Requirements :: Copy out all lines in the data below containing the string "przedsięwzięć".

Exercise material ::
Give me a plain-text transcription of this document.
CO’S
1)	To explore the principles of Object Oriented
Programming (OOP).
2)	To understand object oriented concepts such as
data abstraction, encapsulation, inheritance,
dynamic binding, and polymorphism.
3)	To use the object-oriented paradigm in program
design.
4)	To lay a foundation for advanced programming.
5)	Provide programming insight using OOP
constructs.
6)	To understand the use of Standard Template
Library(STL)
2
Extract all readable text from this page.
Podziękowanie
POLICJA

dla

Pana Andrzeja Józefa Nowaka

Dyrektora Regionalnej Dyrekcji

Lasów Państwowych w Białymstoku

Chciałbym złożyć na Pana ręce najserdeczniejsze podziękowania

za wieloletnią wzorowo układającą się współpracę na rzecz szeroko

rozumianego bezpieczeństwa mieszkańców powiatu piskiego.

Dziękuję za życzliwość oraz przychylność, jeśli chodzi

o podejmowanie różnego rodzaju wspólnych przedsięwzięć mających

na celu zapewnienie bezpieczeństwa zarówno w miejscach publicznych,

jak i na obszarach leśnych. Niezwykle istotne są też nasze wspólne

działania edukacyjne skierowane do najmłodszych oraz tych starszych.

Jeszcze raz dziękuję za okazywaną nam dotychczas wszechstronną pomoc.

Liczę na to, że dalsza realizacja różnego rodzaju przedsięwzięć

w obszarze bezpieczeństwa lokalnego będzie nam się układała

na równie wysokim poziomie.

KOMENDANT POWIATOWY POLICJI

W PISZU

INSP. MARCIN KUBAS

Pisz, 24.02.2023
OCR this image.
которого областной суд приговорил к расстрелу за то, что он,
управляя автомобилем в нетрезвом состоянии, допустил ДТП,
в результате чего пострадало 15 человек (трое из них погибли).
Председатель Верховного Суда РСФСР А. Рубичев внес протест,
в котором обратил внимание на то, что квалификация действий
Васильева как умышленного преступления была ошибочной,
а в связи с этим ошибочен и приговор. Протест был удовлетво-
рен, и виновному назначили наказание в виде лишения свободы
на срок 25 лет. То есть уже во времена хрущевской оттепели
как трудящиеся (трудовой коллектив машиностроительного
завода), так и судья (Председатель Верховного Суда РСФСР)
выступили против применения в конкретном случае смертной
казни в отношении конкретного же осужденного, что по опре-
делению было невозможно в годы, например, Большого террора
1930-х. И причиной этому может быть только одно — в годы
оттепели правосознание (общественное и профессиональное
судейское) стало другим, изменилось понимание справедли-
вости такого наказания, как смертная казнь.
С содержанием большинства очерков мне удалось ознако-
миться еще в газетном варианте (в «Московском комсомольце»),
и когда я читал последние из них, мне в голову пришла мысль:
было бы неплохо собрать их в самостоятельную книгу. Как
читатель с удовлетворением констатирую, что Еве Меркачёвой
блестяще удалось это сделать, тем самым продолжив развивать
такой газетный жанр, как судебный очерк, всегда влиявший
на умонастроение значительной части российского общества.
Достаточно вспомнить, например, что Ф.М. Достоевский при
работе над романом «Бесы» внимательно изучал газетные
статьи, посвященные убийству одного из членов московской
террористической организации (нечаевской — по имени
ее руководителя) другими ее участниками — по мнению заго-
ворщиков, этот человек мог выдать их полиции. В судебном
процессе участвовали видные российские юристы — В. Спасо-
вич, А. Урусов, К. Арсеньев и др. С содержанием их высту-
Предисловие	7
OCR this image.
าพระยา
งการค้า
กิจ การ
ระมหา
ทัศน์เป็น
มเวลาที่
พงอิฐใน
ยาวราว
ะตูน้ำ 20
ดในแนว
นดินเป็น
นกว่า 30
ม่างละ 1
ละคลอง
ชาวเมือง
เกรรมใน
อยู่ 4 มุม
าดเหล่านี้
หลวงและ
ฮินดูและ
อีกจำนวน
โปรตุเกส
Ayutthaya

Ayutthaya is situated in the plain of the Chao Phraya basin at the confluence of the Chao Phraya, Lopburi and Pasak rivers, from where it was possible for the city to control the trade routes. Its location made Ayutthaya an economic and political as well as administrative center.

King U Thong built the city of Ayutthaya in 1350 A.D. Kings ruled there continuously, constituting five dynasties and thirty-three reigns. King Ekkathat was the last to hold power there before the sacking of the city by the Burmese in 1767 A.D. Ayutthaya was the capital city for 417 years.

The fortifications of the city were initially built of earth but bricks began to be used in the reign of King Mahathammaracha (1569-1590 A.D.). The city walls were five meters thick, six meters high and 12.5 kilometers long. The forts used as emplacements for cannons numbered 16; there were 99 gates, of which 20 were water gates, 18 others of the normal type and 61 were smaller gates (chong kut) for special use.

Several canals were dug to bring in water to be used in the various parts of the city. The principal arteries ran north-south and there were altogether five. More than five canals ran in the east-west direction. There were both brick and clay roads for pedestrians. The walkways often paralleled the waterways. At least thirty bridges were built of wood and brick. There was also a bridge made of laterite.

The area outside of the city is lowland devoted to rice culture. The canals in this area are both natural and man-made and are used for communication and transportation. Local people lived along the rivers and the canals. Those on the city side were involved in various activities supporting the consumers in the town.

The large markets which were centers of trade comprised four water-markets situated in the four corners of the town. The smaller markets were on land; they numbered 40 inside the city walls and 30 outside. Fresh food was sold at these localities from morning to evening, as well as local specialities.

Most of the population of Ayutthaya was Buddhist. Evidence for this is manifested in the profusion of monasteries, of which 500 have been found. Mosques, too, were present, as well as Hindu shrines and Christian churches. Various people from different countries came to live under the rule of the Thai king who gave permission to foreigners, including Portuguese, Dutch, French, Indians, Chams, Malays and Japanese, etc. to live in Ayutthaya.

Exercise answer ::
o podejmowanie różnego rodzaju wspólnych przedsięwzięć mających
Liczę na to, że dalsza realizacja różnego rodzaju przedsięwzięć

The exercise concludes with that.